> [EXERCISE GOAL]: Give every line back verbatim, dropping all images.
# # # # # # #
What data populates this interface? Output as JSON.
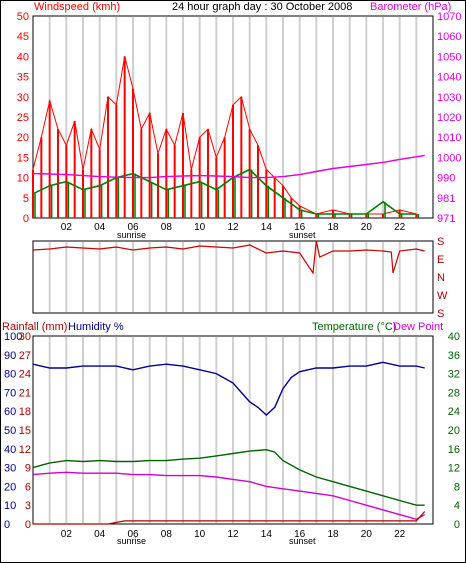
{
  "chart_data": [
    {
      "type": "line",
      "title": "24 hour graph day : 30 October 2008",
      "ylabel_left": "Windspeed (kmh)",
      "ylabel_right": "Barometer (hPa)",
      "yticks_left": [
        "50",
        "45",
        "40",
        "35",
        "30",
        "25",
        "20",
        "15",
        "10",
        "5",
        "0"
      ],
      "yticks_right": [
        "1070",
        "1060",
        "1050",
        "1040",
        "1030",
        "1020",
        "1010",
        "1000",
        "990",
        "981",
        "971"
      ],
      "ylim_left": [
        0,
        50
      ],
      "xticks": [
        "02",
        "04",
        "06",
        "08",
        "10",
        "12",
        "14",
        "16",
        "18",
        "20",
        "22"
      ],
      "sunrise_label": "sunrise",
      "sunset_label": "sunset",
      "grid": true,
      "colors": {
        "wind_gust": "#ff0000",
        "wind_avg": "#008000",
        "wind_dir": "#0000c0",
        "barometer": "#e000e0"
      },
      "series": [
        {
          "name": "Barometer (hPa)",
          "x": [
            0,
            1,
            2,
            3,
            4,
            5,
            6,
            7,
            8,
            9,
            10,
            11,
            12,
            13,
            14,
            15,
            16,
            17,
            18,
            19,
            20,
            21,
            22,
            23.5
          ],
          "values": [
            992,
            991.8,
            991.5,
            991,
            990.5,
            990.2,
            990,
            990,
            990.5,
            990.8,
            991,
            990.8,
            990.5,
            990,
            990,
            990.5,
            991.5,
            993,
            994.5,
            995.5,
            996.5,
            997.5,
            999,
            1001
          ]
        },
        {
          "name": "Windspeed gust (kmh)",
          "x": [
            0,
            0.5,
            1,
            1.5,
            2,
            2.5,
            3,
            3.5,
            4,
            4.5,
            5,
            5.5,
            6,
            6.5,
            7,
            7.5,
            8,
            8.5,
            9,
            9.5,
            10,
            10.5,
            11,
            11.5,
            12,
            12.5,
            13,
            13.5,
            14,
            14.5,
            15,
            15.5,
            16,
            17,
            18,
            19,
            20,
            21,
            22,
            23
          ],
          "values": [
            12,
            20,
            29,
            22,
            18,
            24,
            12,
            22,
            17,
            30,
            28,
            40,
            32,
            22,
            26,
            16,
            22,
            18,
            26,
            12,
            20,
            22,
            15,
            20,
            28,
            30,
            22,
            18,
            12,
            10,
            8,
            5,
            3,
            1,
            2,
            1,
            1,
            1,
            2,
            1
          ]
        },
        {
          "name": "Windspeed average (kmh)",
          "x": [
            0,
            1,
            2,
            3,
            4,
            5,
            6,
            7,
            8,
            9,
            10,
            11,
            12,
            13,
            14,
            15,
            16,
            17,
            18,
            19,
            20,
            21,
            22,
            23
          ],
          "values": [
            6,
            8,
            9,
            7,
            8,
            10,
            11,
            9,
            7,
            8,
            9,
            7,
            10,
            12,
            8,
            5,
            2,
            1,
            1,
            1,
            1,
            4,
            1,
            1
          ]
        }
      ]
    },
    {
      "type": "line",
      "ylabel_right_ticks": [
        "S",
        "E",
        "N",
        "W",
        "S"
      ],
      "series": [
        {
          "name": "Wind direction",
          "x": [
            0,
            1,
            2,
            3,
            4,
            5,
            6,
            7,
            8,
            9,
            10,
            11,
            12,
            13,
            14,
            15,
            16,
            16.8,
            17,
            17.2,
            18,
            19,
            20,
            21,
            21.5,
            21.6,
            22,
            23,
            23.5
          ],
          "values": [
            135,
            140,
            150,
            145,
            140,
            150,
            135,
            145,
            150,
            140,
            155,
            150,
            145,
            160,
            120,
            130,
            120,
            20,
            180,
            100,
            130,
            130,
            135,
            130,
            125,
            20,
            130,
            140,
            130
          ]
        }
      ]
    },
    {
      "type": "line",
      "ylabel_left_1": "Rainfall (mm)",
      "ylabel_left_2": "Humidity %",
      "ylabel_right_1": "Temperature (°C)",
      "ylabel_right_2": "Dew Point",
      "yticks_humidity": [
        "100",
        "90",
        "80",
        "70",
        "60",
        "50",
        "40",
        "30",
        "20",
        "10",
        "0"
      ],
      "yticks_rain": [
        "30",
        "27",
        "24",
        "21",
        "18",
        "15",
        "12",
        "9",
        "6",
        "3",
        "0"
      ],
      "yticks_temp": [
        "40",
        "36",
        "32",
        "28",
        "24",
        "20",
        "16",
        "12",
        "8",
        "4",
        "0"
      ],
      "yticks_dew": [
        "40",
        "36",
        "32",
        "28",
        "24",
        "20",
        "16",
        "12",
        "8",
        "4",
        "0"
      ],
      "xticks": [
        "02",
        "04",
        "06",
        "08",
        "10",
        "12",
        "14",
        "16",
        "18",
        "20",
        "22"
      ],
      "sunrise_label": "sunrise",
      "sunset_label": "sunset",
      "colors": {
        "humidity": "#000090",
        "temperature": "#006400",
        "dewpoint": "#d000d0",
        "rainfall": "#b00000"
      },
      "series": [
        {
          "name": "Humidity %",
          "x": [
            0,
            1,
            2,
            3,
            4,
            5,
            6,
            7,
            8,
            9,
            10,
            11,
            12,
            12.5,
            13,
            13.5,
            14,
            14.5,
            15,
            15.5,
            16,
            17,
            18,
            19,
            20,
            21,
            22,
            23,
            23.5
          ],
          "values": [
            85,
            83,
            83,
            84,
            84,
            84,
            82,
            84,
            85,
            84,
            82,
            80,
            75,
            70,
            65,
            62,
            58,
            62,
            72,
            78,
            81,
            83,
            83,
            84,
            84,
            86,
            84,
            84,
            83
          ]
        },
        {
          "name": "Temperature (°C)",
          "x": [
            0,
            1,
            2,
            3,
            4,
            5,
            6,
            7,
            8,
            9,
            10,
            11,
            12,
            13,
            14,
            14.5,
            15,
            16,
            17,
            18,
            19,
            20,
            21,
            22,
            23,
            23.5
          ],
          "values": [
            12,
            13,
            13.5,
            13.3,
            13.5,
            13.3,
            13.3,
            13.5,
            13.5,
            13.8,
            14,
            14.5,
            15,
            15.5,
            15.8,
            15.3,
            13.5,
            11.5,
            10,
            9,
            8,
            7,
            6,
            5,
            4,
            4
          ]
        },
        {
          "name": "Dew Point",
          "x": [
            0,
            1,
            2,
            3,
            4,
            5,
            6,
            7,
            8,
            9,
            10,
            11,
            12,
            13,
            14,
            15,
            16,
            17,
            18,
            19,
            20,
            21,
            22,
            23,
            23.5
          ],
          "values": [
            10.5,
            10.8,
            11,
            10.8,
            10.8,
            10.8,
            10.5,
            10.5,
            10.3,
            10.3,
            10.3,
            10,
            9.5,
            9,
            8,
            7.5,
            7,
            6.5,
            6,
            5,
            4,
            3,
            2,
            1,
            2
          ]
        },
        {
          "name": "Rainfall (mm)",
          "x": [
            0,
            4.5,
            5.5,
            23,
            23.5
          ],
          "values": [
            0,
            0,
            0.5,
            0.5,
            2
          ]
        }
      ]
    }
  ]
}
# # # # # # #
> [TASK ANSWER]:
What data populates this interface? Output as JSON.
{
  "chart_data": [
    {
      "type": "line",
      "title": "24 hour graph day : 30 October 2008",
      "ylabel_left": "Windspeed (kmh)",
      "ylabel_right": "Barometer (hPa)",
      "yticks_left": [
        "50",
        "45",
        "40",
        "35",
        "30",
        "25",
        "20",
        "15",
        "10",
        "5",
        "0"
      ],
      "yticks_right": [
        "1070",
        "1060",
        "1050",
        "1040",
        "1030",
        "1020",
        "1010",
        "1000",
        "990",
        "981",
        "971"
      ],
      "ylim_left": [
        0,
        50
      ],
      "xticks": [
        "02",
        "04",
        "06",
        "08",
        "10",
        "12",
        "14",
        "16",
        "18",
        "20",
        "22"
      ],
      "sunrise_label": "sunrise",
      "sunset_label": "sunset",
      "grid": true,
      "colors": {
        "wind_gust": "#ff0000",
        "wind_avg": "#008000",
        "wind_dir": "#0000c0",
        "barometer": "#e000e0"
      },
      "series": [
        {
          "name": "Barometer (hPa)",
          "x": [
            0,
            1,
            2,
            3,
            4,
            5,
            6,
            7,
            8,
            9,
            10,
            11,
            12,
            13,
            14,
            15,
            16,
            17,
            18,
            19,
            20,
            21,
            22,
            23.5
          ],
          "values": [
            992,
            991.8,
            991.5,
            991,
            990.5,
            990.2,
            990,
            990,
            990.5,
            990.8,
            991,
            990.8,
            990.5,
            990,
            990,
            990.5,
            991.5,
            993,
            994.5,
            995.5,
            996.5,
            997.5,
            999,
            1001
          ]
        },
        {
          "name": "Windspeed gust (kmh)",
          "x": [
            0,
            0.5,
            1,
            1.5,
            2,
            2.5,
            3,
            3.5,
            4,
            4.5,
            5,
            5.5,
            6,
            6.5,
            7,
            7.5,
            8,
            8.5,
            9,
            9.5,
            10,
            10.5,
            11,
            11.5,
            12,
            12.5,
            13,
            13.5,
            14,
            14.5,
            15,
            15.5,
            16,
            17,
            18,
            19,
            20,
            21,
            22,
            23
          ],
          "values": [
            12,
            20,
            29,
            22,
            18,
            24,
            12,
            22,
            17,
            30,
            28,
            40,
            32,
            22,
            26,
            16,
            22,
            18,
            26,
            12,
            20,
            22,
            15,
            20,
            28,
            30,
            22,
            18,
            12,
            10,
            8,
            5,
            3,
            1,
            2,
            1,
            1,
            1,
            2,
            1
          ]
        },
        {
          "name": "Windspeed average (kmh)",
          "x": [
            0,
            1,
            2,
            3,
            4,
            5,
            6,
            7,
            8,
            9,
            10,
            11,
            12,
            13,
            14,
            15,
            16,
            17,
            18,
            19,
            20,
            21,
            22,
            23
          ],
          "values": [
            6,
            8,
            9,
            7,
            8,
            10,
            11,
            9,
            7,
            8,
            9,
            7,
            10,
            12,
            8,
            5,
            2,
            1,
            1,
            1,
            1,
            4,
            1,
            1
          ]
        }
      ]
    },
    {
      "type": "line",
      "ylabel_right_ticks": [
        "S",
        "E",
        "N",
        "W",
        "S"
      ],
      "series": [
        {
          "name": "Wind direction",
          "x": [
            0,
            1,
            2,
            3,
            4,
            5,
            6,
            7,
            8,
            9,
            10,
            11,
            12,
            13,
            14,
            15,
            16,
            16.8,
            17,
            17.2,
            18,
            19,
            20,
            21,
            21.5,
            21.6,
            22,
            23,
            23.5
          ],
          "values": [
            135,
            140,
            150,
            145,
            140,
            150,
            135,
            145,
            150,
            140,
            155,
            150,
            145,
            160,
            120,
            130,
            120,
            20,
            180,
            100,
            130,
            130,
            135,
            130,
            125,
            20,
            130,
            140,
            130
          ]
        }
      ]
    },
    {
      "type": "line",
      "ylabel_left_1": "Rainfall (mm)",
      "ylabel_left_2": "Humidity %",
      "ylabel_right_1": "Temperature (°C)",
      "ylabel_right_2": "Dew Point",
      "yticks_humidity": [
        "100",
        "90",
        "80",
        "70",
        "60",
        "50",
        "40",
        "30",
        "20",
        "10",
        "0"
      ],
      "yticks_rain": [
        "30",
        "27",
        "24",
        "21",
        "18",
        "15",
        "12",
        "9",
        "6",
        "3",
        "0"
      ],
      "yticks_temp": [
        "40",
        "36",
        "32",
        "28",
        "24",
        "20",
        "16",
        "12",
        "8",
        "4",
        "0"
      ],
      "yticks_dew": [
        "40",
        "36",
        "32",
        "28",
        "24",
        "20",
        "16",
        "12",
        "8",
        "4",
        "0"
      ],
      "xticks": [
        "02",
        "04",
        "06",
        "08",
        "10",
        "12",
        "14",
        "16",
        "18",
        "20",
        "22"
      ],
      "sunrise_label": "sunrise",
      "sunset_label": "sunset",
      "colors": {
        "humidity": "#000090",
        "temperature": "#006400",
        "dewpoint": "#d000d0",
        "rainfall": "#b00000"
      },
      "series": [
        {
          "name": "Humidity %",
          "x": [
            0,
            1,
            2,
            3,
            4,
            5,
            6,
            7,
            8,
            9,
            10,
            11,
            12,
            12.5,
            13,
            13.5,
            14,
            14.5,
            15,
            15.5,
            16,
            17,
            18,
            19,
            20,
            21,
            22,
            23,
            23.5
          ],
          "values": [
            85,
            83,
            83,
            84,
            84,
            84,
            82,
            84,
            85,
            84,
            82,
            80,
            75,
            70,
            65,
            62,
            58,
            62,
            72,
            78,
            81,
            83,
            83,
            84,
            84,
            86,
            84,
            84,
            83
          ]
        },
        {
          "name": "Temperature (°C)",
          "x": [
            0,
            1,
            2,
            3,
            4,
            5,
            6,
            7,
            8,
            9,
            10,
            11,
            12,
            13,
            14,
            14.5,
            15,
            16,
            17,
            18,
            19,
            20,
            21,
            22,
            23,
            23.5
          ],
          "values": [
            12,
            13,
            13.5,
            13.3,
            13.5,
            13.3,
            13.3,
            13.5,
            13.5,
            13.8,
            14,
            14.5,
            15,
            15.5,
            15.8,
            15.3,
            13.5,
            11.5,
            10,
            9,
            8,
            7,
            6,
            5,
            4,
            4
          ]
        },
        {
          "name": "Dew Point",
          "x": [
            0,
            1,
            2,
            3,
            4,
            5,
            6,
            7,
            8,
            9,
            10,
            11,
            12,
            13,
            14,
            15,
            16,
            17,
            18,
            19,
            20,
            21,
            22,
            23,
            23.5
          ],
          "values": [
            10.5,
            10.8,
            11,
            10.8,
            10.8,
            10.8,
            10.5,
            10.5,
            10.3,
            10.3,
            10.3,
            10,
            9.5,
            9,
            8,
            7.5,
            7,
            6.5,
            6,
            5,
            4,
            3,
            2,
            1,
            2
          ]
        },
        {
          "name": "Rainfall (mm)",
          "x": [
            0,
            4.5,
            5.5,
            23,
            23.5
          ],
          "values": [
            0,
            0,
            0.5,
            0.5,
            2
          ]
        }
      ]
    }
  ]
}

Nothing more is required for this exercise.